_PASSAGE SHOWN_:
....................
An interesting method for contrast improvement with polarised illumination of samples is described, with examples. An additional plastic compensating plate is used to improve image contrast. It does this by setting the background colour exactly to a narrow magenta region between first-order yellow and second-order blue. This is equivalent to slightly adjusting the thickness of a full-wave gypsum "sensitive-tint" compensator plate until the contrast is optimized.
Dark-field and circular-oblique illumination techniques are also described. They are both used to improve contrast for difficult subjects like diatoms.
There are brief descriptions of various macro-cameras, stereo-microscopes and a modified USB-microscope.
I revise these notes periodically to correct mistakes.
Leitz Dialux Polarising Microscope
My Leitz Polarising Microscope
My Leitz Dialux Polarising Microscope is in good condition, with a performance matching that of a modern microscope. The microscope can carry 5 objectives on the turret. It has a trinocular head which allows a camera to be fitted. The rotating stage is supplemented with a precision x-y adjustable slide holder. Two condensers are available with full adjustments. Correct condenser adjustment delivers excellent viewing results with this microscope. The adjustments, which are described in many textbooks, confine the light to nearly fill the lens apertures without touching adjacent surfaces. This gives the best resolution and good contrast.
....................
[Records of element boxes]
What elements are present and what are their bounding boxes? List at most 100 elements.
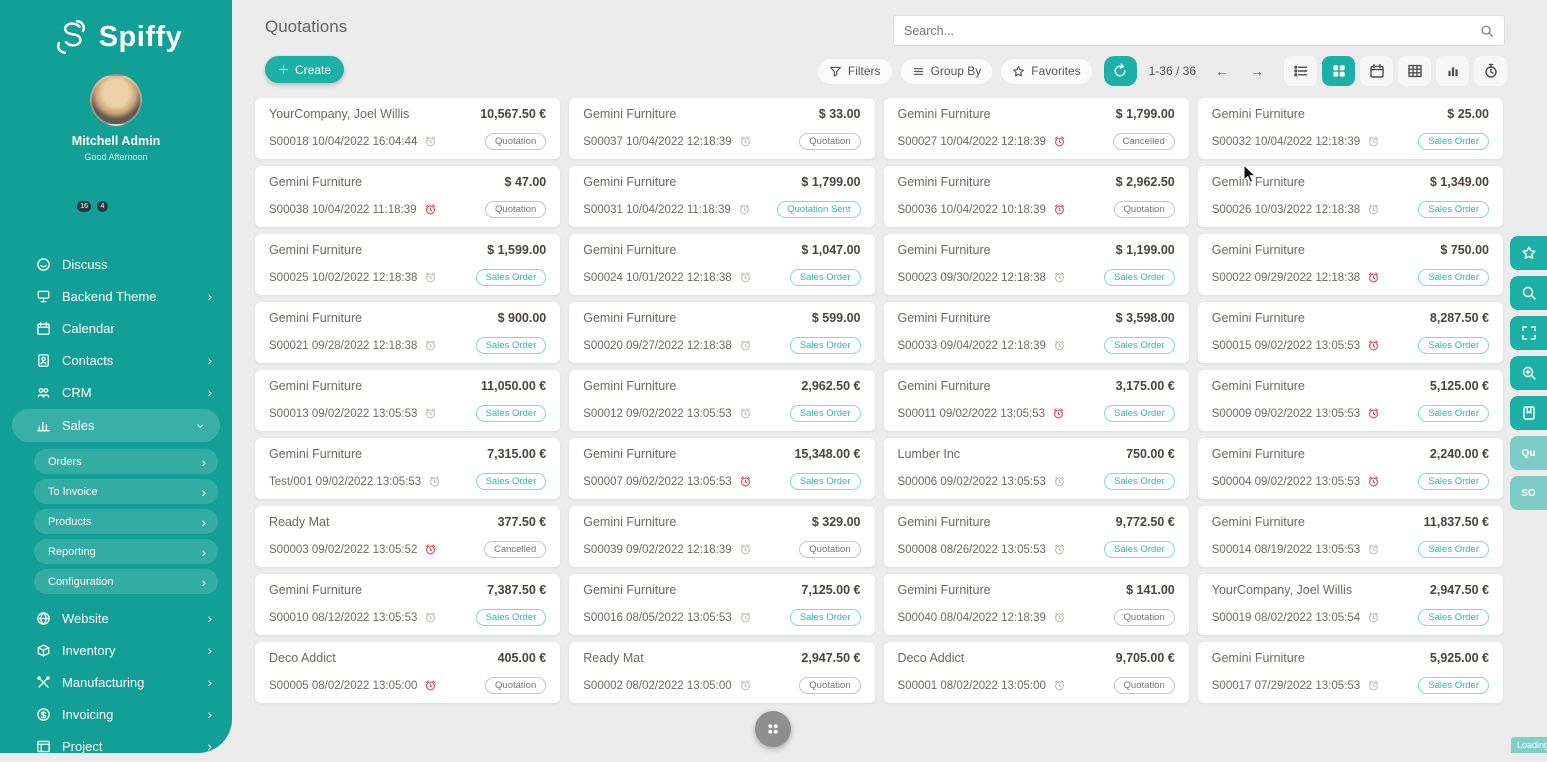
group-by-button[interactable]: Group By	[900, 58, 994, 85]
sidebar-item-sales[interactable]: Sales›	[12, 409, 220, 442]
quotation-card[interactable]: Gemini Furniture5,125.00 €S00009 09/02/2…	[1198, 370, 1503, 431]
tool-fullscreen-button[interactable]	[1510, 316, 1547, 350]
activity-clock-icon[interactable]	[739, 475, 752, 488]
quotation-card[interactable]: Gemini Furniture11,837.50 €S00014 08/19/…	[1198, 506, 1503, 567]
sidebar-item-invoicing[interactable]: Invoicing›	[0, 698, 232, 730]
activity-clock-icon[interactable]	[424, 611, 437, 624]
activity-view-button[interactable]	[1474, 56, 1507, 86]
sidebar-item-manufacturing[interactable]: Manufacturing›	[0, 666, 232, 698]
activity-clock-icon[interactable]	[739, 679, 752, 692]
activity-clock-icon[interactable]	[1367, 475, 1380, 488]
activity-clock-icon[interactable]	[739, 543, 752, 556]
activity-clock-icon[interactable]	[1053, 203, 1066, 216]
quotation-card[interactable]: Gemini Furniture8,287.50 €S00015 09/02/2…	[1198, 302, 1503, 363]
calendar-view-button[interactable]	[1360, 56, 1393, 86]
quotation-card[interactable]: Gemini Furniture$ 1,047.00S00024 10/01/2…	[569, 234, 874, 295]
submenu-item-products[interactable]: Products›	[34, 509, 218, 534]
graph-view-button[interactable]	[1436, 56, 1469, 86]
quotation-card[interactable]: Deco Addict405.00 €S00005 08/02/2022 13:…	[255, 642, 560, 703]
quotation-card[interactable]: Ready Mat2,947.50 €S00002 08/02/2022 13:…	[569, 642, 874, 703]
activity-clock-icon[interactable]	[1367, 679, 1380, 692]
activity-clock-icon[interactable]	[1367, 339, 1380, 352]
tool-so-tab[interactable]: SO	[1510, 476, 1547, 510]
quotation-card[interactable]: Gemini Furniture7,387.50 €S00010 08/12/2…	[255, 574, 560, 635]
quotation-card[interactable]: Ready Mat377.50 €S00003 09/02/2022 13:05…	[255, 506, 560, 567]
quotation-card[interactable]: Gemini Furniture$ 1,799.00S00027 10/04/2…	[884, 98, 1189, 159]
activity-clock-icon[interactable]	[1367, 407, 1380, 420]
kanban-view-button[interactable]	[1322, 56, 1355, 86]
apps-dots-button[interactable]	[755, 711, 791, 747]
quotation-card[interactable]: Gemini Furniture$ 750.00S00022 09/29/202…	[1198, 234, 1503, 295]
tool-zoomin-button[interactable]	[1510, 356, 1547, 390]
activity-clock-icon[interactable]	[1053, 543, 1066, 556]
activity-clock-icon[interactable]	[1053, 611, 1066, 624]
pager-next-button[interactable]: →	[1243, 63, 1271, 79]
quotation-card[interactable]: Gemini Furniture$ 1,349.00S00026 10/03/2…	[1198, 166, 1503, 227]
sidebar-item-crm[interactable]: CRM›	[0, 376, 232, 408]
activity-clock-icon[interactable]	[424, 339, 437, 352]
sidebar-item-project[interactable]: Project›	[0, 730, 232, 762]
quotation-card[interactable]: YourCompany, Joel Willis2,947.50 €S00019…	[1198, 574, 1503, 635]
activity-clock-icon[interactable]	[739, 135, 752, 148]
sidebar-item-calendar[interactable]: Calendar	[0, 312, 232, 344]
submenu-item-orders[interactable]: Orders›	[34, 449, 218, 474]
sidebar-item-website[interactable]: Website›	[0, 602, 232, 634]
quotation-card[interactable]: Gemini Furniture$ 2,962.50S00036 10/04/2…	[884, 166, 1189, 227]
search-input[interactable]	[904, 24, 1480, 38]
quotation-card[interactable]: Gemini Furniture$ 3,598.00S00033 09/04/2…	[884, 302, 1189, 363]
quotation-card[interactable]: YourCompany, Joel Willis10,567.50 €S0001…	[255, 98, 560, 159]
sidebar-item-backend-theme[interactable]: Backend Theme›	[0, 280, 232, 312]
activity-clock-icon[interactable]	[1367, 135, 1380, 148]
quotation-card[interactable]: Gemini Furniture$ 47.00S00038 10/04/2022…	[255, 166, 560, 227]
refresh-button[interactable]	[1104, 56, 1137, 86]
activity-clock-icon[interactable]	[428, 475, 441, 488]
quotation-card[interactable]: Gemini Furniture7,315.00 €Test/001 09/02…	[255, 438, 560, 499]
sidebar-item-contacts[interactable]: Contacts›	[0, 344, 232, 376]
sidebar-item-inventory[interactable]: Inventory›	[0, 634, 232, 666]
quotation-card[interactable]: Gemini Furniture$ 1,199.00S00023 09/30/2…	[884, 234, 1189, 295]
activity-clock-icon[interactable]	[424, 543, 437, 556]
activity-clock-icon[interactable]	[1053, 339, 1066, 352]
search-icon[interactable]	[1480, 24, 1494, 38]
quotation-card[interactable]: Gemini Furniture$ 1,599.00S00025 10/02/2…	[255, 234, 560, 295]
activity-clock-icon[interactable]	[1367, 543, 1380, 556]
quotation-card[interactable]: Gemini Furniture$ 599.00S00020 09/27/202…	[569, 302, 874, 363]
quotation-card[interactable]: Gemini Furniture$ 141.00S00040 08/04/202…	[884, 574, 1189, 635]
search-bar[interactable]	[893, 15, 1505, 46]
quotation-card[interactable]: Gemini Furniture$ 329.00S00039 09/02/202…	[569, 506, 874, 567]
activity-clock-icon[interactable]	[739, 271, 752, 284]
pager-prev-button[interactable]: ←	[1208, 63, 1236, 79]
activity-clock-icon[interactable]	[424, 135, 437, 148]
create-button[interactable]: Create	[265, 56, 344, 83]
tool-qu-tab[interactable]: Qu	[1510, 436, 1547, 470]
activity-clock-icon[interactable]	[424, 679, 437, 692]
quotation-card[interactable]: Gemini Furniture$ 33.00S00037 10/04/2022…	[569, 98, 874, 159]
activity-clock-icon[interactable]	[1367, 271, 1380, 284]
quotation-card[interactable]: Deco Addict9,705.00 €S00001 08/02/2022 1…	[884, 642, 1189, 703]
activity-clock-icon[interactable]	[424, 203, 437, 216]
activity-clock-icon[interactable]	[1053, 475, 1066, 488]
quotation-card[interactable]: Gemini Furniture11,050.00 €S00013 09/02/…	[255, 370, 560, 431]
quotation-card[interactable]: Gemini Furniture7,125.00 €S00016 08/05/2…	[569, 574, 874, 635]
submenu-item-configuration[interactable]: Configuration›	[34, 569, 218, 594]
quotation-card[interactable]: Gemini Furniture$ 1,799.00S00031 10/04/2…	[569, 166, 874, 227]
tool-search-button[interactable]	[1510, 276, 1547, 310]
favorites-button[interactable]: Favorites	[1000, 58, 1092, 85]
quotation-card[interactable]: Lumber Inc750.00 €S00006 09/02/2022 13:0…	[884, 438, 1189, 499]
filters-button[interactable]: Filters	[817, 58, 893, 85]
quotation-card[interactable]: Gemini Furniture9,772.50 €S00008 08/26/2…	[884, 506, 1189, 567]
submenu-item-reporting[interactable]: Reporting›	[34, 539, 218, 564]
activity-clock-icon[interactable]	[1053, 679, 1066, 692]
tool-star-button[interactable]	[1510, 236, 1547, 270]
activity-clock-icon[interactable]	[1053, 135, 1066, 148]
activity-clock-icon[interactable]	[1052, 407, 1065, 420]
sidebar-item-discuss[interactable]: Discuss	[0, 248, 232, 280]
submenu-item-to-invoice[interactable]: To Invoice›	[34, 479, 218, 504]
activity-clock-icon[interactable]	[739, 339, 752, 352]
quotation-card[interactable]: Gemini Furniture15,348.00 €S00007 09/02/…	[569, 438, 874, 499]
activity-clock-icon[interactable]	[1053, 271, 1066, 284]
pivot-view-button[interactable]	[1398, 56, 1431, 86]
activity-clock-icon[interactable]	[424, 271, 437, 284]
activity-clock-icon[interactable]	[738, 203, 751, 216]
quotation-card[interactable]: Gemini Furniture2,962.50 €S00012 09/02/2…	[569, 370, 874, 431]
....................
_SHORT EXERCISE 1_: Please repeat the microscopy notes word for word, in full.
_SHORT EXERCISE 2_: Reproduce the entries from the line with "58, 994, 85]" up to and including the line with "666, 232, 698]", unchanged.

_EXERCISE OUTPUT 1_:
An interesting method for contrast improvement with polarised illumination of samples is described, with examples. An additional plastic compensating plate is used to improve image contrast. It does this by setting the background colour exactly to a narrow magenta region between first-order yellow and second-order blue. This is equivalent to slightly adjusting the thickness of a full-wave gypsum "sensitive-tint" compensator plate until the contrast is optimized.
Dark-field and circular-oblique illumination techniques are also described. They are both used to improve contrast for difficult subjects like diatoms.
There are brief descriptions of various macro-cameras, stereo-microscopes and a modified USB-microscope.
I revise these notes periodically to correct mistakes.
Leitz Dialux Polarising Microscope
My Leitz Polarising Microscope
My Leitz Dialux Polarising Microscope is in good condition, with a performance matching that of a modern microscope. The microscope can carry 5 objectives on the turret. It has a trinocular head which allows a camera to be fitted. The rotating stage is supplemented with a precision x-y adjustable slide holder. Two condensers are available with full adjustments. Correct condenser adjustment delivers excellent viewing results with this microscope. The adjustments, which are described in many textbooks, confine the light to nearly fill the lens apertures without touching adjacent surfaces. This gives the best resolution and good contrast.

_EXERCISE OUTPUT 2_:
group-by-button[interactable]: Group By	[900, 58, 994, 85]
sidebar-item-sales[interactable]: Sales›	[12, 409, 220, 442]
quotation-card[interactable]: Gemini Furniture5,125.00 €S00009 09/02/2…	[1198, 370, 1503, 431]
tool-fullscreen-button[interactable]	[1510, 316, 1547, 350]
activity-clock-icon[interactable]	[739, 475, 752, 488]
quotation-card[interactable]: Gemini Furniture11,837.50 €S00014 08/19/…	[1198, 506, 1503, 567]
sidebar-item-invoicing[interactable]: Invoicing›	[0, 698, 232, 730]
activity-clock-icon[interactable]	[424, 611, 437, 624]
activity-view-button[interactable]	[1474, 56, 1507, 86]
sidebar-item-manufacturing[interactable]: Manufacturing›	[0, 666, 232, 698]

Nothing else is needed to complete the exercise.